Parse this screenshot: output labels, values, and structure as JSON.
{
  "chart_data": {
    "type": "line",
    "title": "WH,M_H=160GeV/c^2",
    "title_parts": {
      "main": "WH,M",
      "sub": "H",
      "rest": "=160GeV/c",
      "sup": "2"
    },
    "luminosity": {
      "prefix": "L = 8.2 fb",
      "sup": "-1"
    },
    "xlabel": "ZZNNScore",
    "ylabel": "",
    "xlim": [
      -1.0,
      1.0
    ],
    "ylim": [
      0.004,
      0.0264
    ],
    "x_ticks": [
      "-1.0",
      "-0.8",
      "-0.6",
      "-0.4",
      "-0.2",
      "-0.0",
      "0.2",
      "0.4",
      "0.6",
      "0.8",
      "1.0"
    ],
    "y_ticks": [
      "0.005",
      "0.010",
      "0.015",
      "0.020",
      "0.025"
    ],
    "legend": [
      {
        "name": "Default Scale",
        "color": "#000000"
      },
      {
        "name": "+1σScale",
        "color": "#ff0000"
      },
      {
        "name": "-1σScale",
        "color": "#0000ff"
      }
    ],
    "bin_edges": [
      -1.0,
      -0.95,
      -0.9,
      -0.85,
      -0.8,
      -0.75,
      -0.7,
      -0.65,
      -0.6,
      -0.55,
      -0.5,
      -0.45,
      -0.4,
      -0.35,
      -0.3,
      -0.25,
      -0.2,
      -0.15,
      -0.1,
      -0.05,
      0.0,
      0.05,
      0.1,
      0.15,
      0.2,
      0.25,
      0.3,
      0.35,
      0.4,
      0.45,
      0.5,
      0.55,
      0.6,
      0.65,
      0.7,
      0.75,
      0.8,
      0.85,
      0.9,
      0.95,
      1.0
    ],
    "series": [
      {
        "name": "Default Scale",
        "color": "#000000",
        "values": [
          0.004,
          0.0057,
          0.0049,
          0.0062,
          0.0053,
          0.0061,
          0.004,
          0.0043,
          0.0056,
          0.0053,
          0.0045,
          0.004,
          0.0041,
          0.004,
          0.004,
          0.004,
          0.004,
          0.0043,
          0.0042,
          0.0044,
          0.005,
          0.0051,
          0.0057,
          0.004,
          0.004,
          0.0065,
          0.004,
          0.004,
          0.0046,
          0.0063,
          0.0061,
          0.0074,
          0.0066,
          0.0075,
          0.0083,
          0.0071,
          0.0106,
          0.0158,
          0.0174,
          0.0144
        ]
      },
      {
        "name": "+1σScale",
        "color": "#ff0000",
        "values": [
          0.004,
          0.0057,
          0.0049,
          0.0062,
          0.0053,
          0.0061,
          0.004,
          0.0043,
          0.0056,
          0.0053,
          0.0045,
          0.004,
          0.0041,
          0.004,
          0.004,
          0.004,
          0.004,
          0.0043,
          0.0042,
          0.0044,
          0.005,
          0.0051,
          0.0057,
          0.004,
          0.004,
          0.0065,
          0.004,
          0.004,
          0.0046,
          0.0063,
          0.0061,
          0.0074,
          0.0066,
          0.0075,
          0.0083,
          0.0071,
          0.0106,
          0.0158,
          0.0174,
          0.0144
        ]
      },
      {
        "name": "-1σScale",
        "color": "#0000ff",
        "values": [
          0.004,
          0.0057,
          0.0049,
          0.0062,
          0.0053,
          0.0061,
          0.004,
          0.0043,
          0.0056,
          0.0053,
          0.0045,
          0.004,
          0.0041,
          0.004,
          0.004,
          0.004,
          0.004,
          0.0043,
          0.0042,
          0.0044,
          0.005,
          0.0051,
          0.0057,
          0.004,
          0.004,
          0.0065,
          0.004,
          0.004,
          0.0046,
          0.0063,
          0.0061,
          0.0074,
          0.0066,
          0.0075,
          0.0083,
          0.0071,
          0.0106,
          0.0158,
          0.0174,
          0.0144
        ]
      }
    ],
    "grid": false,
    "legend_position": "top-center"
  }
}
· · · · · · ·
_Written problem_:
Above are some records; extract every one of them exactly.

_Correct response_:
Parse this screenshot: output labels, values, and structure as JSON.
{
  "chart_data": {
    "type": "line",
    "title": "WH,M_H=160GeV/c^2",
    "title_parts": {
      "main": "WH,M",
      "sub": "H",
      "rest": "=160GeV/c",
      "sup": "2"
    },
    "luminosity": {
      "prefix": "L = 8.2 fb",
      "sup": "-1"
    },
    "xlabel": "ZZNNScore",
    "ylabel": "",
    "xlim": [
      -1.0,
      1.0
    ],
    "ylim": [
      0.004,
      0.0264
    ],
    "x_ticks": [
      "-1.0",
      "-0.8",
      "-0.6",
      "-0.4",
      "-0.2",
      "-0.0",
      "0.2",
      "0.4",
      "0.6",
      "0.8",
      "1.0"
    ],
    "y_ticks": [
      "0.005",
      "0.010",
      "0.015",
      "0.020",
      "0.025"
    ],
    "legend": [
      {
        "name": "Default Scale",
        "color": "#000000"
      },
      {
        "name": "+1σScale",
        "color": "#ff0000"
      },
      {
        "name": "-1σScale",
        "color": "#0000ff"
      }
    ],
    "bin_edges": [
      -1.0,
      -0.95,
      -0.9,
      -0.85,
      -0.8,
      -0.75,
      -0.7,
      -0.65,
      -0.6,
      -0.55,
      -0.5,
      -0.45,
      -0.4,
      -0.35,
      -0.3,
      -0.25,
      -0.2,
      -0.15,
      -0.1,
      -0.05,
      0.0,
      0.05,
      0.1,
      0.15,
      0.2,
      0.25,
      0.3,
      0.35,
      0.4,
      0.45,
      0.5,
      0.55,
      0.6,
      0.65,
      0.7,
      0.75,
      0.8,
      0.85,
      0.9,
      0.95,
      1.0
    ],
    "series": [
      {
        "name": "Default Scale",
        "color": "#000000",
        "values": [
          0.004,
          0.0057,
          0.0049,
          0.0062,
          0.0053,
          0.0061,
          0.004,
          0.0043,
          0.0056,
          0.0053,
          0.0045,
          0.004,
          0.0041,
          0.004,
          0.004,
          0.004,
          0.004,
          0.0043,
          0.0042,
          0.0044,
          0.005,
          0.0051,
          0.0057,
          0.004,
          0.004,
          0.0065,
          0.004,
          0.004,
          0.0046,
          0.0063,
          0.0061,
          0.0074,
          0.0066,
          0.0075,
          0.0083,
          0.0071,
          0.0106,
          0.0158,
          0.0174,
          0.0144
        ]
      },
      {
        "name": "+1σScale",
        "color": "#ff0000",
        "values": [
          0.004,
          0.0057,
          0.0049,
          0.0062,
          0.0053,
          0.0061,
          0.004,
          0.0043,
          0.0056,
          0.0053,
          0.0045,
          0.004,
          0.0041,
          0.004,
          0.004,
          0.004,
          0.004,
          0.0043,
          0.0042,
          0.0044,
          0.005,
          0.0051,
          0.0057,
          0.004,
          0.004,
          0.0065,
          0.004,
          0.004,
          0.0046,
          0.0063,
          0.0061,
          0.0074,
          0.0066,
          0.0075,
          0.0083,
          0.0071,
          0.0106,
          0.0158,
          0.0174,
          0.0144
        ]
      },
      {
        "name": "-1σScale",
        "color": "#0000ff",
        "values": [
          0.004,
          0.0057,
          0.0049,
          0.0062,
          0.0053,
          0.0061,
          0.004,
          0.0043,
          0.0056,
          0.0053,
          0.0045,
          0.004,
          0.0041,
          0.004,
          0.004,
          0.004,
          0.004,
          0.0043,
          0.0042,
          0.0044,
          0.005,
          0.0051,
          0.0057,
          0.004,
          0.004,
          0.0065,
          0.004,
          0.004,
          0.0046,
          0.0063,
          0.0061,
          0.0074,
          0.0066,
          0.0075,
          0.0083,
          0.0071,
          0.0106,
          0.0158,
          0.0174,
          0.0144
        ]
      }
    ],
    "grid": false,
    "legend_position": "top-center"
  }
}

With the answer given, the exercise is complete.